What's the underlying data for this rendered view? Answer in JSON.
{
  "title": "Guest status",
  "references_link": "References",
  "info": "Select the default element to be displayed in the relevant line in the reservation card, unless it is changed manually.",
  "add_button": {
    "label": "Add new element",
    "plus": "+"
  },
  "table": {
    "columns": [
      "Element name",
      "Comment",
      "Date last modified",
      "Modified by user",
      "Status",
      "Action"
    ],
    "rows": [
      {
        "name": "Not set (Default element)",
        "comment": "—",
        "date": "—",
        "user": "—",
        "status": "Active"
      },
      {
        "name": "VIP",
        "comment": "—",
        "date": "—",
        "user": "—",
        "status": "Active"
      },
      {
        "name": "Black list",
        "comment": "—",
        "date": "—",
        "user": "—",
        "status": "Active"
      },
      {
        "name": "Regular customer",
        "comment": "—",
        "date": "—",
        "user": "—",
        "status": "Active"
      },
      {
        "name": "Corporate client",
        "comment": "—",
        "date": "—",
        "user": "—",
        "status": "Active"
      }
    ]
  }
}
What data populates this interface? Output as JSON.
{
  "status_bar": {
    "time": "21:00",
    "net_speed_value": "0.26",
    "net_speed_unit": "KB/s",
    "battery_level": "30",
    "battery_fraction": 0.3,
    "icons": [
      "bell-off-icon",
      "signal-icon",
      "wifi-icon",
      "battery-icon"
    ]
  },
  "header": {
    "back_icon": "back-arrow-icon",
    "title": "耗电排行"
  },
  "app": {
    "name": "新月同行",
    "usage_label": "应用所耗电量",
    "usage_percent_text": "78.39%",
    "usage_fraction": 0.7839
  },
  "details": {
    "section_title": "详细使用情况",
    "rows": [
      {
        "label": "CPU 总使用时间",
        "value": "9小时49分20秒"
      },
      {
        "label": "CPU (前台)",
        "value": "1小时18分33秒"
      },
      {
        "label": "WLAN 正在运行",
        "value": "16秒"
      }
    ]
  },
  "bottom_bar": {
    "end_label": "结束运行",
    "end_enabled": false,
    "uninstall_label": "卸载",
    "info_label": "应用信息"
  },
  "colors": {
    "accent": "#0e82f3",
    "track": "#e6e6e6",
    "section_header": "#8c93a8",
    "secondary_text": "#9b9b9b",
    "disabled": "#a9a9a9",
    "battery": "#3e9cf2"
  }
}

+ + + +

YOUR TASK:
Exactly reproduce every record.

SOLUTION FOR THIS PROBLEM:
What's the underlying data for this rendered view? Answer in JSON.
{
  "title": "Guest status",
  "references_link": "References",
  "info": "Select the default element to be displayed in the relevant line in the reservation card, unless it is changed manually.",
  "add_button": {
    "label": "Add new element",
    "plus": "+"
  },
  "table": {
    "columns": [
      "Element name",
      "Comment",
      "Date last modified",
      "Modified by user",
      "Status",
      "Action"
    ],
    "rows": [
      {
        "name": "Not set (Default element)",
        "comment": "—",
        "date": "—",
        "user": "—",
        "status": "Active"
      },
      {
        "name": "VIP",
        "comment": "—",
        "date": "—",
        "user": "—",
        "status": "Active"
      },
      {
        "name": "Black list",
        "comment": "—",
        "date": "—",
        "user": "—",
        "status": "Active"
      },
      {
        "name": "Regular customer",
        "comment": "—",
        "date": "—",
        "user": "—",
        "status": "Active"
      },
      {
        "name": "Corporate client",
        "comment": "—",
        "date": "—",
        "user": "—",
        "status": "Active"
      }
    ]
  }
}
What data populates this interface? Output as JSON.
{
  "status_bar": {
    "time": "21:00",
    "net_speed_value": "0.26",
    "net_speed_unit": "KB/s",
    "battery_level": "30",
    "battery_fraction": 0.3,
    "icons": [
      "bell-off-icon",
      "signal-icon",
      "wifi-icon",
      "battery-icon"
    ]
  },
  "header": {
    "back_icon": "back-arrow-icon",
    "title": "耗电排行"
  },
  "app": {
    "name": "新月同行",
    "usage_label": "应用所耗电量",
    "usage_percent_text": "78.39%",
    "usage_fraction": 0.7839
  },
  "details": {
    "section_title": "详细使用情况",
    "rows": [
      {
        "label": "CPU 总使用时间",
        "value": "9小时49分20秒"
      },
      {
        "label": "CPU (前台)",
        "value": "1小时18分33秒"
      },
      {
        "label": "WLAN 正在运行",
        "value": "16秒"
      }
    ]
  },
  "bottom_bar": {
    "end_label": "结束运行",
    "end_enabled": false,
    "uninstall_label": "卸载",
    "info_label": "应用信息"
  },
  "colors": {
    "accent": "#0e82f3",
    "track": "#e6e6e6",
    "section_header": "#8c93a8",
    "secondary_text": "#9b9b9b",
    "disabled": "#a9a9a9",
    "battery": "#3e9cf2"
  }
}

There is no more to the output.